== REGISTROS FORNECIDOS ==
=-=-=

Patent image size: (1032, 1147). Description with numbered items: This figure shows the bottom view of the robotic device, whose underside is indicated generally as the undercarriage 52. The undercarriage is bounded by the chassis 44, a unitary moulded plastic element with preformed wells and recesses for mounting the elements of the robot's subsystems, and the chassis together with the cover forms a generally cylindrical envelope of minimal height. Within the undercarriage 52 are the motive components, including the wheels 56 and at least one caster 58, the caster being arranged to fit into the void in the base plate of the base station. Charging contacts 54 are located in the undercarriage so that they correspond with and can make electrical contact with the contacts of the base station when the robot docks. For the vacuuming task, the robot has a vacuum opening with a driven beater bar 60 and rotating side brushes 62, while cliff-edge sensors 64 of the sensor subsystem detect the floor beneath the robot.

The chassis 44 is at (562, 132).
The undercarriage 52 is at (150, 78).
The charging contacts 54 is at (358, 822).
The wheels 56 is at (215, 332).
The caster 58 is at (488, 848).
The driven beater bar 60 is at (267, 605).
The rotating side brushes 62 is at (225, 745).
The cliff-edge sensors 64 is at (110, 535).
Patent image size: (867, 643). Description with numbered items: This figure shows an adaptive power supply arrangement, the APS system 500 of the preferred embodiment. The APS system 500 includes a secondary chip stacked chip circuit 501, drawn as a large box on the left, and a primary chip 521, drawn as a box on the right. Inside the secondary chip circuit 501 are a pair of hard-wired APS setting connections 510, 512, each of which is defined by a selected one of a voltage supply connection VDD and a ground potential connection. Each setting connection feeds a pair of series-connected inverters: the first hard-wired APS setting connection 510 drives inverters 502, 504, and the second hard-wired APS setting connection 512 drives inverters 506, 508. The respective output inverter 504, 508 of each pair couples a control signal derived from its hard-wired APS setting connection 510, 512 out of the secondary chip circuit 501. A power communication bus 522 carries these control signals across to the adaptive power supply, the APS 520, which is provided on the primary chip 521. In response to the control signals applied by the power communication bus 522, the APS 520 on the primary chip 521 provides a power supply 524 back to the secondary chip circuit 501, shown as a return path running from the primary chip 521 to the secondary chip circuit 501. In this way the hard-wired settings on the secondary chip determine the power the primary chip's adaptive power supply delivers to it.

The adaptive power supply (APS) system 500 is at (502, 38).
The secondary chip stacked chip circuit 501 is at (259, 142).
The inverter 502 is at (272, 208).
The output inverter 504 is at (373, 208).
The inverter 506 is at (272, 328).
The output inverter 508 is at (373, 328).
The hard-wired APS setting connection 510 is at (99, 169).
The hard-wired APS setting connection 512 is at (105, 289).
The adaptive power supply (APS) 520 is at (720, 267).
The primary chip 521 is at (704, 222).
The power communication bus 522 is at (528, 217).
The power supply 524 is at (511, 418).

=-=-=

== OBJETIVO ==
Altere todos os registros acima trocando "Patent image size" por "Drawing size" e mantenha todo o resto igual.

== RESULTADO DO EXERCÍCIO ==
Drawing size: (1032, 1147). Description with numbered items: This figure shows the bottom view of the robotic device, whose underside is indicated generally as the undercarriage 52. The undercarriage is bounded by the chassis 44, a unitary moulded plastic element with preformed wells and recesses for mounting the elements of the robot's subsystems, and the chassis together with the cover forms a generally cylindrical envelope of minimal height. Within the undercarriage 52 are the motive components, including the wheels 56 and at least one caster 58, the caster being arranged to fit into the void in the base plate of the base station. Charging contacts 54 are located in the undercarriage so that they correspond with and can make electrical contact with the contacts of the base station when the robot docks. For the vacuuming task, the robot has a vacuum opening with a driven beater bar 60 and rotating side brushes 62, while cliff-edge sensors 64 of the sensor subsystem detect the floor beneath the robot.

The chassis 44 is at (562, 132).
The undercarriage 52 is at (150, 78).
The charging contacts 54 is at (358, 822).
The wheels 56 is at (215, 332).
The caster 58 is at (488, 848).
The driven beater bar 60 is at (267, 605).
The rotating side brushes 62 is at (225, 745).
The cliff-edge sensors 64 is at (110, 535).
Drawing size: (867, 643). Description with numbered items: This figure shows an adaptive power supply arrangement, the APS system 500 of the preferred embodiment. The APS system 500 includes a secondary chip stacked chip circuit 501, drawn as a large box on the left, and a primary chip 521, drawn as a box on the right. Inside the secondary chip circuit 501 are a pair of hard-wired APS setting connections 510, 512, each of which is defined by a selected one of a voltage supply connection VDD and a ground potential connection. Each setting connection feeds a pair of series-connected inverters: the first hard-wired APS setting connection 510 drives inverters 502, 504, and the second hard-wired APS setting connection 512 drives inverters 506, 508. The respective output inverter 504, 508 of each pair couples a control signal derived from its hard-wired APS setting connection 510, 512 out of the secondary chip circuit 501. A power communication bus 522 carries these control signals across to the adaptive power supply, the APS 520, which is provided on the primary chip 521. In response to the control signals applied by the power communication bus 522, the APS 520 on the primary chip 521 provides a power supply 524 back to the secondary chip circuit 501, shown as a return path running from the primary chip 521 to the secondary chip circuit 501. In this way the hard-wired settings on the secondary chip determine the power the primary chip's adaptive power supply delivers to it.

The adaptive power supply (APS) system 500 is at (502, 38).
The secondary chip stacked chip circuit 501 is at (259, 142).
The inverter 502 is at (272, 208).
The output inverter 504 is at (373, 208).
The inverter 506 is at (272, 328).
The output inverter 508 is at (373, 328).
The hard-wired APS setting connection 510 is at (99, 169).
The hard-wired APS setting connection 512 is at (105, 289).
The adaptive power supply (APS) 520 is at (720, 267).
The primary chip 521 is at (704, 222).
The power communication bus 522 is at (528, 217).
The power supply 524 is at (511, 418).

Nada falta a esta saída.